Objective
Go through the listing and pick out each line with the word "text" in it.

The records
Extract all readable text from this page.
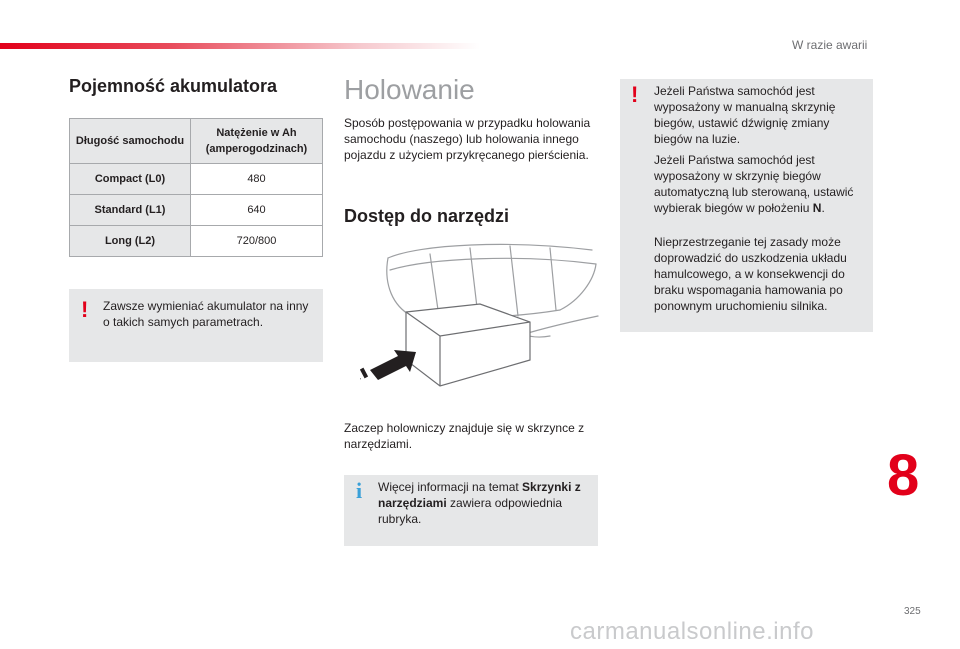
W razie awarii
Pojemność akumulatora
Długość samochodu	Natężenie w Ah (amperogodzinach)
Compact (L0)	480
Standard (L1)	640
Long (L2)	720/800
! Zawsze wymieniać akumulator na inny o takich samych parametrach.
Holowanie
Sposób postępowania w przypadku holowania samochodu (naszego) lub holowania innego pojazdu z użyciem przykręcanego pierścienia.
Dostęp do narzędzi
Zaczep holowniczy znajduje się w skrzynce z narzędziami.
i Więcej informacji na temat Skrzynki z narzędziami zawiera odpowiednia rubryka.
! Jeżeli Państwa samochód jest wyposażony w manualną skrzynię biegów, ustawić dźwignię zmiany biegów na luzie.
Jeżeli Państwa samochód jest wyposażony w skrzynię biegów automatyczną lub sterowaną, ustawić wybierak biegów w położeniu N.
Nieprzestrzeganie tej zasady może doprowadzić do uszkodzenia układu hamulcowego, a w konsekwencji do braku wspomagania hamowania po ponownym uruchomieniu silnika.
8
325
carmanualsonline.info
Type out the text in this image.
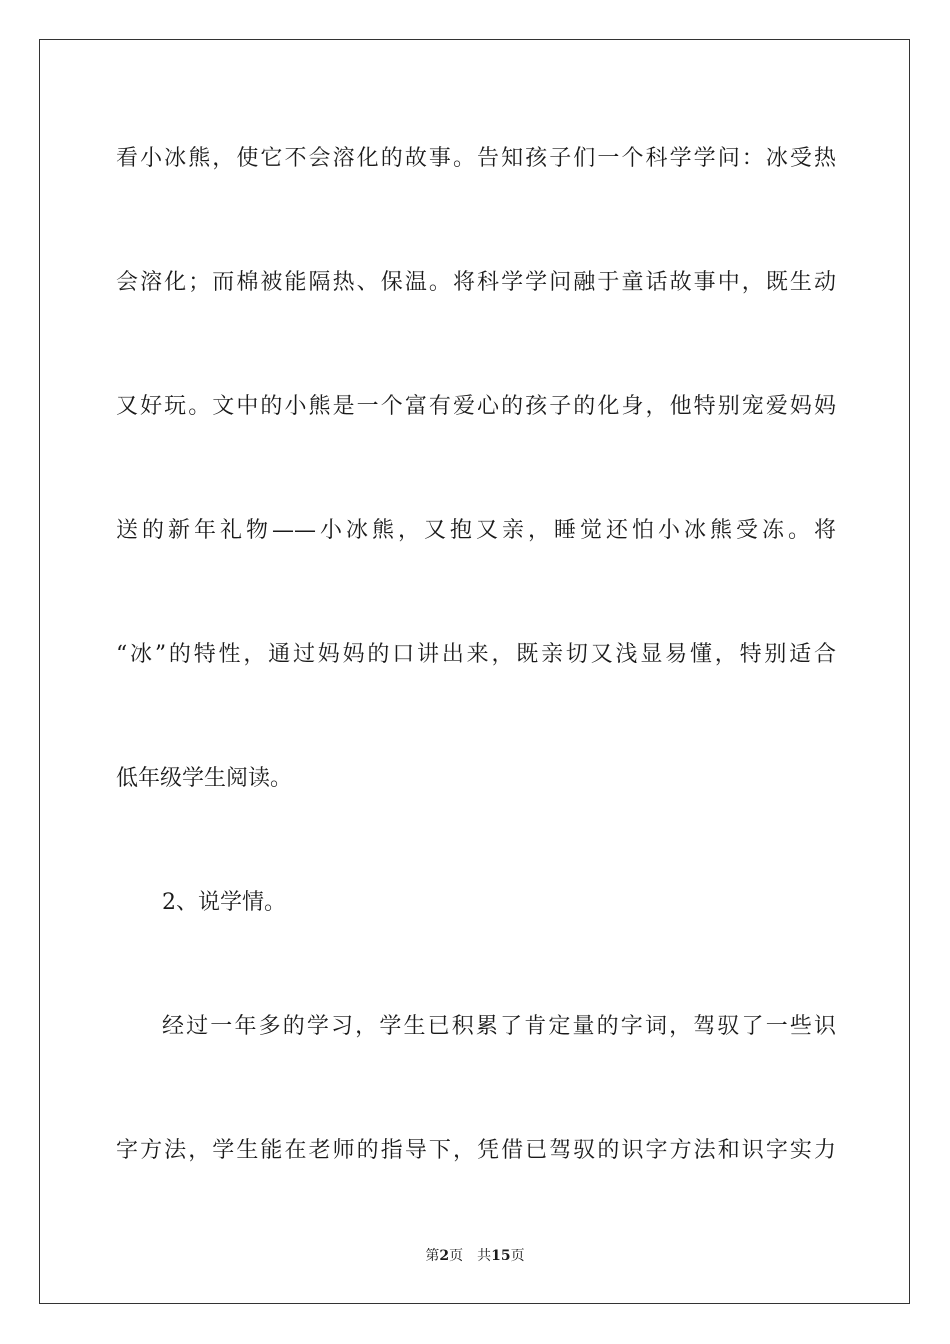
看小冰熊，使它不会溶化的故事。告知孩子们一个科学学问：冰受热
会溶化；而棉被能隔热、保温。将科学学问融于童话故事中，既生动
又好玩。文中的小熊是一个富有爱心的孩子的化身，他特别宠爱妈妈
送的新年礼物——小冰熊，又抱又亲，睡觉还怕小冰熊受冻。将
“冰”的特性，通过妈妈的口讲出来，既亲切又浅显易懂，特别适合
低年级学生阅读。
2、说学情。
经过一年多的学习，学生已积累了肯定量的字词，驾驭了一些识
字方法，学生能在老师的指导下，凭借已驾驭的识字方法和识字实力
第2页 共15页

Response below
Extract all readable text from this page.
Type out the text in this image.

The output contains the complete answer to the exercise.